Each record must be retyped in full. No character may differ.
───── Provided data ─────
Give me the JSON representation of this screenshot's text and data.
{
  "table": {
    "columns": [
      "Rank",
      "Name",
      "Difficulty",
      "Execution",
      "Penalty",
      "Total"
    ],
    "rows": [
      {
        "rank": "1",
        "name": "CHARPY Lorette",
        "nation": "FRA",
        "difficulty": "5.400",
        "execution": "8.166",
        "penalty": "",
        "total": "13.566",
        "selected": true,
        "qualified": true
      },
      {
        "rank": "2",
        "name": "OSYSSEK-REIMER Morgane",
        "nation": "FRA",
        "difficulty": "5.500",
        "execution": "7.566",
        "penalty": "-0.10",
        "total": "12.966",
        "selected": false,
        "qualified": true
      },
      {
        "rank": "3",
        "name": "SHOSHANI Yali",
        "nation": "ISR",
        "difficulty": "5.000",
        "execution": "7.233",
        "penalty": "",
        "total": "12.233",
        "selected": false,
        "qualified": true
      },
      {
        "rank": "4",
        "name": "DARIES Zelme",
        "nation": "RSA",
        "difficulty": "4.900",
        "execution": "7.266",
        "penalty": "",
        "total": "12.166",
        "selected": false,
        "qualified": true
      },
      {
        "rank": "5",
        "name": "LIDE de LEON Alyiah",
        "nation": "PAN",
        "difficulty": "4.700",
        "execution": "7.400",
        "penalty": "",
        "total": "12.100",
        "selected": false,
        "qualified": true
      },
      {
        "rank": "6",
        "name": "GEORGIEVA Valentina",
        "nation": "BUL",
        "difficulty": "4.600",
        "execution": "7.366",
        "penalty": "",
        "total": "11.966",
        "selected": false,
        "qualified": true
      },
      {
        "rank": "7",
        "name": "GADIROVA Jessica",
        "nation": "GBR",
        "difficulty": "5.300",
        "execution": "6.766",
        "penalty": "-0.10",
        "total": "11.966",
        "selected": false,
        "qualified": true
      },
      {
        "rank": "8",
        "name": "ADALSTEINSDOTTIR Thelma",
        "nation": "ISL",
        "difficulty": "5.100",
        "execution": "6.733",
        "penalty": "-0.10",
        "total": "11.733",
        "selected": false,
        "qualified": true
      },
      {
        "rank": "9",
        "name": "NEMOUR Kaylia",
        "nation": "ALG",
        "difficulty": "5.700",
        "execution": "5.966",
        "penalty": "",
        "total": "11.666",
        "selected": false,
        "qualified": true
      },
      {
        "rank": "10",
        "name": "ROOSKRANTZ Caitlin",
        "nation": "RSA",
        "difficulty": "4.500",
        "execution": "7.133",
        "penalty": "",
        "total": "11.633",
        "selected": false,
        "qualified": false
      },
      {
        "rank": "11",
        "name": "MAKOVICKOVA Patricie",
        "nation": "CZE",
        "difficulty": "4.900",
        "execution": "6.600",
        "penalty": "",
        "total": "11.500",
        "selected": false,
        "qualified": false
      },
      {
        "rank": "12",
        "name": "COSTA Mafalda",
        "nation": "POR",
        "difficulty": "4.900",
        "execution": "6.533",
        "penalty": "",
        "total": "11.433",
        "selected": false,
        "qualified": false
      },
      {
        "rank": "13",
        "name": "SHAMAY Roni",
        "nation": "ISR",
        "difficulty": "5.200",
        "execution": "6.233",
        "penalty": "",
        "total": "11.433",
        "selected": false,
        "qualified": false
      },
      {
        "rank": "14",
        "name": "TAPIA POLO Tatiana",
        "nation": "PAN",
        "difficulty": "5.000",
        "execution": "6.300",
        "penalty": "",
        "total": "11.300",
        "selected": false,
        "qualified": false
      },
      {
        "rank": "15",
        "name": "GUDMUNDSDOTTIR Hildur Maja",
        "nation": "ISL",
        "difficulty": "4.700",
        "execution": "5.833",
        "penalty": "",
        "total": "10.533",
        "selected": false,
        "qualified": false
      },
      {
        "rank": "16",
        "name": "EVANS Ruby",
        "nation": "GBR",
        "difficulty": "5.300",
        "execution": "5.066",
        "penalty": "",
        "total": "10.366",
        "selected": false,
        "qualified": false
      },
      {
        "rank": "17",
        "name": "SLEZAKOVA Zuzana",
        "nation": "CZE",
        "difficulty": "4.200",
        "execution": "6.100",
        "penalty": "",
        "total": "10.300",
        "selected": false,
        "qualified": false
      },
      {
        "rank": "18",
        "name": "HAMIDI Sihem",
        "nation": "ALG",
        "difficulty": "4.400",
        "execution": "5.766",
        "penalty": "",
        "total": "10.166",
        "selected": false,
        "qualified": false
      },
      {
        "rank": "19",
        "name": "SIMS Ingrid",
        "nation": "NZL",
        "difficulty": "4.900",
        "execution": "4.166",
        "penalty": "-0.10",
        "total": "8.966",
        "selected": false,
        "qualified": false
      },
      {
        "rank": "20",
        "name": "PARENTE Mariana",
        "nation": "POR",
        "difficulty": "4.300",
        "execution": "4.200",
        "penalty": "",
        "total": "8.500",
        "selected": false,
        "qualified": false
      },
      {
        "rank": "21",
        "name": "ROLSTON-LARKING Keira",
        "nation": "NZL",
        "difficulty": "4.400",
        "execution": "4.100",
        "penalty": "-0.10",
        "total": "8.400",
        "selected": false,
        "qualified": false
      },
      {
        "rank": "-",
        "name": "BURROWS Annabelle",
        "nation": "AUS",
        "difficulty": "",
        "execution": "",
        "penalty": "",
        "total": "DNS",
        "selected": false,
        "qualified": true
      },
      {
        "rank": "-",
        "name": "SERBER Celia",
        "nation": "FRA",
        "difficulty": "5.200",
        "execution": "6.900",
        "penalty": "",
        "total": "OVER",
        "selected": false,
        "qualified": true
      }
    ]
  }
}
─────
Task solution:
Give me the JSON representation of this screenshot's text and data.
{
  "table": {
    "columns": [
      "Rank",
      "Name",
      "Difficulty",
      "Execution",
      "Penalty",
      "Total"
    ],
    "rows": [
      {
        "rank": "1",
        "name": "CHARPY Lorette",
        "nation": "FRA",
        "difficulty": "5.400",
        "execution": "8.166",
        "penalty": "",
        "total": "13.566",
        "selected": true,
        "qualified": true
      },
      {
        "rank": "2",
        "name": "OSYSSEK-REIMER Morgane",
        "nation": "FRA",
        "difficulty": "5.500",
        "execution": "7.566",
        "penalty": "-0.10",
        "total": "12.966",
        "selected": false,
        "qualified": true
      },
      {
        "rank": "3",
        "name": "SHOSHANI Yali",
        "nation": "ISR",
        "difficulty": "5.000",
        "execution": "7.233",
        "penalty": "",
        "total": "12.233",
        "selected": false,
        "qualified": true
      },
      {
        "rank": "4",
        "name": "DARIES Zelme",
        "nation": "RSA",
        "difficulty": "4.900",
        "execution": "7.266",
        "penalty": "",
        "total": "12.166",
        "selected": false,
        "qualified": true
      },
      {
        "rank": "5",
        "name": "LIDE de LEON Alyiah",
        "nation": "PAN",
        "difficulty": "4.700",
        "execution": "7.400",
        "penalty": "",
        "total": "12.100",
        "selected": false,
        "qualified": true
      },
      {
        "rank": "6",
        "name": "GEORGIEVA Valentina",
        "nation": "BUL",
        "difficulty": "4.600",
        "execution": "7.366",
        "penalty": "",
        "total": "11.966",
        "selected": false,
        "qualified": true
      },
      {
        "rank": "7",
        "name": "GADIROVA Jessica",
        "nation": "GBR",
        "difficulty": "5.300",
        "execution": "6.766",
        "penalty": "-0.10",
        "total": "11.966",
        "selected": false,
        "qualified": true
      },
      {
        "rank": "8",
        "name": "ADALSTEINSDOTTIR Thelma",
        "nation": "ISL",
        "difficulty": "5.100",
        "execution": "6.733",
        "penalty": "-0.10",
        "total": "11.733",
        "selected": false,
        "qualified": true
      },
      {
        "rank": "9",
        "name": "NEMOUR Kaylia",
        "nation": "ALG",
        "difficulty": "5.700",
        "execution": "5.966",
        "penalty": "",
        "total": "11.666",
        "selected": false,
        "qualified": true
      },
      {
        "rank": "10",
        "name": "ROOSKRANTZ Caitlin",
        "nation": "RSA",
        "difficulty": "4.500",
        "execution": "7.133",
        "penalty": "",
        "total": "11.633",
        "selected": false,
        "qualified": false
      },
      {
        "rank": "11",
        "name": "MAKOVICKOVA Patricie",
        "nation": "CZE",
        "difficulty": "4.900",
        "execution": "6.600",
        "penalty": "",
        "total": "11.500",
        "selected": false,
        "qualified": false
      },
      {
        "rank": "12",
        "name": "COSTA Mafalda",
        "nation": "POR",
        "difficulty": "4.900",
        "execution": "6.533",
        "penalty": "",
        "total": "11.433",
        "selected": false,
        "qualified": false
      },
      {
        "rank": "13",
        "name": "SHAMAY Roni",
        "nation": "ISR",
        "difficulty": "5.200",
        "execution": "6.233",
        "penalty": "",
        "total": "11.433",
        "selected": false,
        "qualified": false
      },
      {
        "rank": "14",
        "name": "TAPIA POLO Tatiana",
        "nation": "PAN",
        "difficulty": "5.000",
        "execution": "6.300",
        "penalty": "",
        "total": "11.300",
        "selected": false,
        "qualified": false
      },
      {
        "rank": "15",
        "name": "GUDMUNDSDOTTIR Hildur Maja",
        "nation": "ISL",
        "difficulty": "4.700",
        "execution": "5.833",
        "penalty": "",
        "total": "10.533",
        "selected": false,
        "qualified": false
      },
      {
        "rank": "16",
        "name": "EVANS Ruby",
        "nation": "GBR",
        "difficulty": "5.300",
        "execution": "5.066",
        "penalty": "",
        "total": "10.366",
        "selected": false,
        "qualified": false
      },
      {
        "rank": "17",
        "name": "SLEZAKOVA Zuzana",
        "nation": "CZE",
        "difficulty": "4.200",
        "execution": "6.100",
        "penalty": "",
        "total": "10.300",
        "selected": false,
        "qualified": false
      },
      {
        "rank": "18",
        "name": "HAMIDI Sihem",
        "nation": "ALG",
        "difficulty": "4.400",
        "execution": "5.766",
        "penalty": "",
        "total": "10.166",
        "selected": false,
        "qualified": false
      },
      {
        "rank": "19",
        "name": "SIMS Ingrid",
        "nation": "NZL",
        "difficulty": "4.900",
        "execution": "4.166",
        "penalty": "-0.10",
        "total": "8.966",
        "selected": false,
        "qualified": false
      },
      {
        "rank": "20",
        "name": "PARENTE Mariana",
        "nation": "POR",
        "difficulty": "4.300",
        "execution": "4.200",
        "penalty": "",
        "total": "8.500",
        "selected": false,
        "qualified": false
      },
      {
        "rank": "21",
        "name": "ROLSTON-LARKING Keira",
        "nation": "NZL",
        "difficulty": "4.400",
        "execution": "4.100",
        "penalty": "-0.10",
        "total": "8.400",
        "selected": false,
        "qualified": false
      },
      {
        "rank": "-",
        "name": "BURROWS Annabelle",
        "nation": "AUS",
        "difficulty": "",
        "execution": "",
        "penalty": "",
        "total": "DNS",
        "selected": false,
        "qualified": true
      },
      {
        "rank": "-",
        "name": "SERBER Celia",
        "nation": "FRA",
        "difficulty": "5.200",
        "execution": "6.900",
        "penalty": "",
        "total": "OVER",
        "selected": false,
        "qualified": true
      }
    ]
  }
}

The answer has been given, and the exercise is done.